• _What is asked_: Copy out the listing that follows, exact in every word, and skip the images.
#### Information provided
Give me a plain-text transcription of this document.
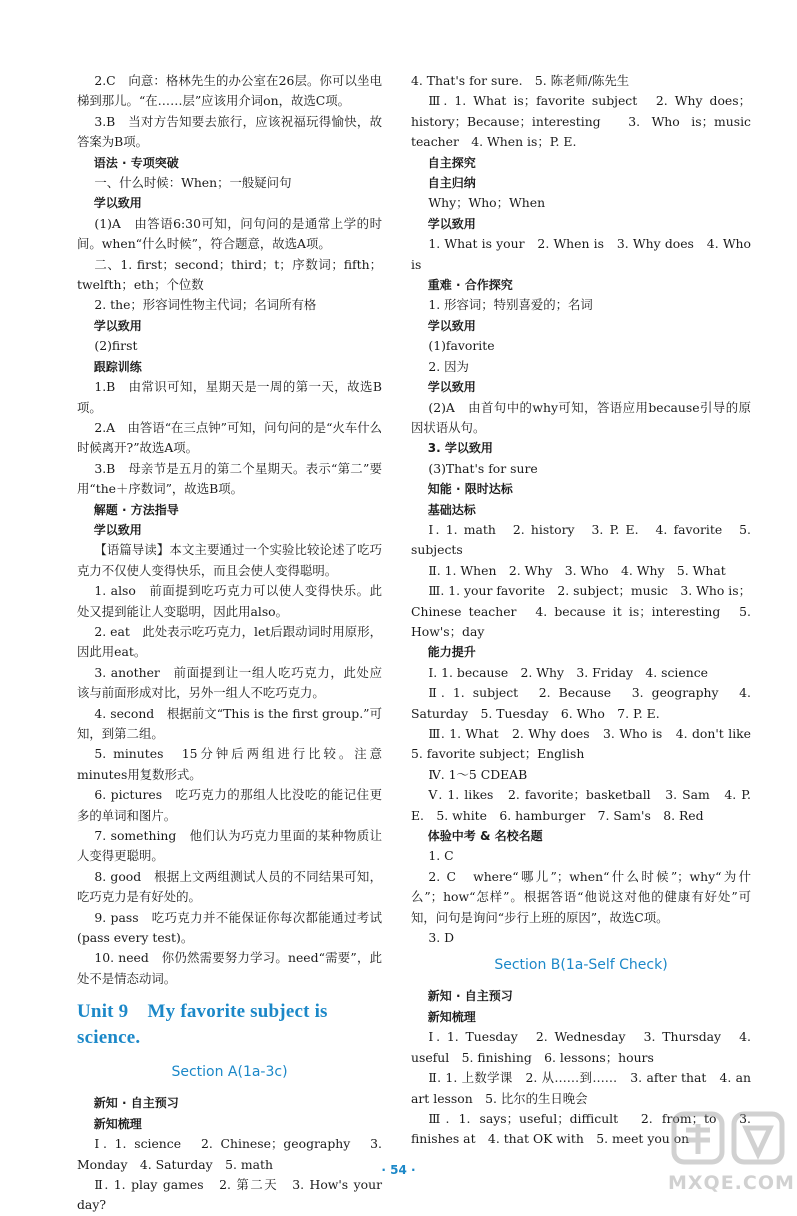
2.C　向意：格林先生的办公室在26层。你可以坐电梯到那儿。“在……层”应该用介词on，故选C项。

3.B　当对方告知要去旅行，应该祝福玩得愉快，故答案为B项。

语法 · 专项突破

一、什么时候：When；一般疑问句

学以致用

(1)A　由答语6:30可知，问句问的是通常上学的时间。when“什么时候”，符合题意，故选A项。

二、1. first；second；third；t；序数词；fifth；twelfth；eth；个位数

2. the；形容词性物主代词；名词所有格

学以致用

(2)first

跟踪训练

1.B　由常识可知，星期天是一周的第一天，故选B项。

2.A　由答语“在三点钟”可知，问句问的是“火车什么时候离开?”故选A项。

3.B　母亲节是五月的第二个星期天。表示“第二”要用“the＋序数词”，故选B项。

解题 · 方法指导

学以致用

【语篇导读】本文主要通过一个实验比较论述了吃巧克力不仅使人变得快乐，而且会使人变得聪明。

1. also　前面提到吃巧克力可以使人变得快乐。此处又提到能让人变聪明，因此用also。

2. eat　此处表示吃巧克力，let后跟动词时用原形，因此用eat。

3. another　前面提到让一组人吃巧克力，此处应该与前面形成对比，另外一组人不吃巧克力。

4. second　根据前文“This is the first group.”可知，到第二组。

5. minutes　15分钟后两组进行比较。注意minutes用复数形式。

6. pictures　吃巧克力的那组人比没吃的能记住更多的单词和图片。

7. something　他们认为巧克力里面的某种物质让人变得更聪明。

8. good　根据上文两组测试人员的不同结果可知，吃巧克力是有好处的。

9. pass　吃巧克力并不能保证你每次都能通过考试(pass every test)。

10. need　你仍然需要努力学习。need“需要”，此处不是情态动词。

Unit 9　My favorite subject is science.
Section A(1a-3c)

新知 · 自主预习

新知梳理

Ⅰ. 1. science　2. Chinese；geography　3. Monday　4. Saturday　5. math

Ⅱ. 1. play games　2. 第二天　3. How's your day?

4. That's for sure.　5. 陈老师/陈先生

Ⅲ. 1. What is；favorite subject　2. Why does；history；Because；interesting　3. Who is；music teacher　4. When is；P. E.

自主探究

自主归纳

Why；Who；When

学以致用

1. What is your　2. When is　3. Why does　4. Who is

重难 · 合作探究

1. 形容词；特别喜爱的；名词

学以致用

(1)favorite

2. 因为

学以致用

(2)A　由首句中的why可知，答语应用because引导的原因状语从句。

3. 学以致用

(3)That's for sure

知能 · 限时达标

基础达标

Ⅰ. 1. math　2. history　3. P. E.　4. favorite　5. subjects

Ⅱ. 1. When　2. Why　3. Who　4. Why　5. What

Ⅲ. 1. your favorite　2. subject；music　3. Who is；Chinese teacher　4. because it is；interesting　5. How's；day

能力提升

Ⅰ. 1. because　2. Why　3. Friday　4. science

Ⅱ. 1. subject　2. Because　3. geography　4. Saturday　5. Tuesday　6. Who　7. P. E.

Ⅲ. 1. What　2. Why does　3. Who is　4. don't like　5. favorite subject；English

Ⅳ. 1～5 CDEAB

Ⅴ. 1. likes　2. favorite；basketball　3. Sam　4. P. E.　5. white　6. hamburger　7. Sam's　8. Red

体验中考 & 名校名题

1. C

2. C　where“哪儿”；when“什么时候”；why“为什么”；how“怎样”。根据答语“他说这对他的健康有好处”可知，问句是询问“步行上班的原因”，故选C项。

3. D

Section B(1a-Self Check)

新知 · 自主预习

新知梳理

Ⅰ. 1. Tuesday　2. Wednesday　3. Thursday　4. useful　5. finishing　6. lessons；hours

Ⅱ. 1. 上数学课　2. 从……到……　3. after that　4. an art lesson　5. 比尔的生日晚会

Ⅲ. 1. says；useful；difficult　2. from；to　3. finishes at　4. that OK with　5. meet you on

· 54 ·
MXQE.COM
########
• _Reply to the exercise_:
Give me a plain-text transcription of this document.
2.C　向意：格林先生的办公室在26层。你可以坐电梯到那儿。“在……层”应该用介词on，故选C项。

3.B　当对方告知要去旅行，应该祝福玩得愉快，故答案为B项。

语法 · 专项突破

一、什么时候：When；一般疑问句

学以致用

(1)A　由答语6:30可知，问句问的是通常上学的时间。when“什么时候”，符合题意，故选A项。

二、1. first；second；third；t；序数词；fifth；twelfth；eth；个位数

2. the；形容词性物主代词；名词所有格

学以致用

(2)first

跟踪训练

1.B　由常识可知，星期天是一周的第一天，故选B项。

2.A　由答语“在三点钟”可知，问句问的是“火车什么时候离开?”故选A项。

3.B　母亲节是五月的第二个星期天。表示“第二”要用“the＋序数词”，故选B项。

解题 · 方法指导

学以致用

【语篇导读】本文主要通过一个实验比较论述了吃巧克力不仅使人变得快乐，而且会使人变得聪明。

1. also　前面提到吃巧克力可以使人变得快乐。此处又提到能让人变聪明，因此用also。

2. eat　此处表示吃巧克力，let后跟动词时用原形，因此用eat。

3. another　前面提到让一组人吃巧克力，此处应该与前面形成对比，另外一组人不吃巧克力。

4. second　根据前文“This is the first group.”可知，到第二组。

5. minutes　15分钟后两组进行比较。注意minutes用复数形式。

6. pictures　吃巧克力的那组人比没吃的能记住更多的单词和图片。

7. something　他们认为巧克力里面的某种物质让人变得更聪明。

8. good　根据上文两组测试人员的不同结果可知，吃巧克力是有好处的。

9. pass　吃巧克力并不能保证你每次都能通过考试(pass every test)。

10. need　你仍然需要努力学习。need“需要”，此处不是情态动词。

Unit 9　My favorite subject is science.
Section A(1a-3c)

新知 · 自主预习

新知梳理

Ⅰ. 1. science　2. Chinese；geography　3. Monday　4. Saturday　5. math

Ⅱ. 1. play games　2. 第二天　3. How's your day?

4. That's for sure.　5. 陈老师/陈先生

Ⅲ. 1. What is；favorite subject　2. Why does；history；Because；interesting　3. Who is；music teacher　4. When is；P. E.

自主探究

自主归纳

Why；Who；When

学以致用

1. What is your　2. When is　3. Why does　4. Who is

重难 · 合作探究

1. 形容词；特别喜爱的；名词

学以致用

(1)favorite

2. 因为

学以致用

(2)A　由首句中的why可知，答语应用because引导的原因状语从句。

3. 学以致用

(3)That's for sure

知能 · 限时达标

基础达标

Ⅰ. 1. math　2. history　3. P. E.　4. favorite　5. subjects

Ⅱ. 1. When　2. Why　3. Who　4. Why　5. What

Ⅲ. 1. your favorite　2. subject；music　3. Who is；Chinese teacher　4. because it is；interesting　5. How's；day

能力提升

Ⅰ. 1. because　2. Why　3. Friday　4. science

Ⅱ. 1. subject　2. Because　3. geography　4. Saturday　5. Tuesday　6. Who　7. P. E.

Ⅲ. 1. What　2. Why does　3. Who is　4. don't like　5. favorite subject；English

Ⅳ. 1～5 CDEAB

Ⅴ. 1. likes　2. favorite；basketball　3. Sam　4. P. E.　5. white　6. hamburger　7. Sam's　8. Red

体验中考 & 名校名题

1. C

2. C　where“哪儿”；when“什么时候”；why“为什么”；how“怎样”。根据答语“他说这对他的健康有好处”可知，问句是询问“步行上班的原因”，故选C项。

3. D

Section B(1a-Self Check)

新知 · 自主预习

新知梳理

Ⅰ. 1. Tuesday　2. Wednesday　3. Thursday　4. useful　5. finishing　6. lessons；hours

Ⅱ. 1. 上数学课　2. 从……到……　3. after that　4. an art lesson　5. 比尔的生日晚会

Ⅲ. 1. says；useful；difficult　2. from；to　3. finishes at　4. that OK with　5. meet you on

· 54 ·
MXQE.COM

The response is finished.